# Data to process start
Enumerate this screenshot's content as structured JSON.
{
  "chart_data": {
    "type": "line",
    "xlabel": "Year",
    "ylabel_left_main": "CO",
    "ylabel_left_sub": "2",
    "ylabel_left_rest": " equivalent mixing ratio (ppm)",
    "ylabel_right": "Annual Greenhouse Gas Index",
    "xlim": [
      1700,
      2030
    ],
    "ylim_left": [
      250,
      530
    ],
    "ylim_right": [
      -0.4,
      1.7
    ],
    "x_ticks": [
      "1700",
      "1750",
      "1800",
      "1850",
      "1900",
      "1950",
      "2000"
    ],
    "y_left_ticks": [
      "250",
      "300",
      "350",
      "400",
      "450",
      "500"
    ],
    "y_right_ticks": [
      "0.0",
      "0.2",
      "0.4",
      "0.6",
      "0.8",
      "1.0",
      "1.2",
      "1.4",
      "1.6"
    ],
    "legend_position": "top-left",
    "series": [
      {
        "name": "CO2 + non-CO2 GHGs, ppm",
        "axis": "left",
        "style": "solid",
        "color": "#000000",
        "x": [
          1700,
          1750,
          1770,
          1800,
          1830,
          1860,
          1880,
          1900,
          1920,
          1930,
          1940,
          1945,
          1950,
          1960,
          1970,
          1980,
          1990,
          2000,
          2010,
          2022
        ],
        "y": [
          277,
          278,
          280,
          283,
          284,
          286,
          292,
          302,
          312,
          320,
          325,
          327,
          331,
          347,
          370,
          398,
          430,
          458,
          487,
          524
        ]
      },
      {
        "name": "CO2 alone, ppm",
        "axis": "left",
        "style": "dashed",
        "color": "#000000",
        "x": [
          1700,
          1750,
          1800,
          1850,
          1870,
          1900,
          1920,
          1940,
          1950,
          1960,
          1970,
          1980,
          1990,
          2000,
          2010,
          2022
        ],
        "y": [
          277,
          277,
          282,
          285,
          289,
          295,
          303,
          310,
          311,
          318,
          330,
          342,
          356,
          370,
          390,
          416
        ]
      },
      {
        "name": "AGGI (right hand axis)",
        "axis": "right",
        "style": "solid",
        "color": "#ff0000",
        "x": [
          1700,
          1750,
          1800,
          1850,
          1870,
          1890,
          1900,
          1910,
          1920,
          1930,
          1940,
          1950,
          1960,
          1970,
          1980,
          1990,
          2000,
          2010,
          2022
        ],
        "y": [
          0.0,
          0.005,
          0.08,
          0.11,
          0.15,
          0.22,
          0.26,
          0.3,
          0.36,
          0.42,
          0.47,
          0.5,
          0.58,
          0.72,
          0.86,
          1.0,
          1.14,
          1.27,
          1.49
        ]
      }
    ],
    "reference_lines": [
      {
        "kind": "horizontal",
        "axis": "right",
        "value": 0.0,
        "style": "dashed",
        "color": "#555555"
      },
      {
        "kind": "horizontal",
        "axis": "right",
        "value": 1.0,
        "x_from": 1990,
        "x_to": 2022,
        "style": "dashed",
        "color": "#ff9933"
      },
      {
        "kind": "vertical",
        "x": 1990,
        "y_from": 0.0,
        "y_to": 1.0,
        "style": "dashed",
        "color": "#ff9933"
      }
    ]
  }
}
# Data to process end
Copy, from the material, each line that holds the string "name".

        "name": "CO2 + non-CO2 GHGs, ppm",
        "name": "CO2 alone, ppm",
        "name": "AGGI (right hand axis)",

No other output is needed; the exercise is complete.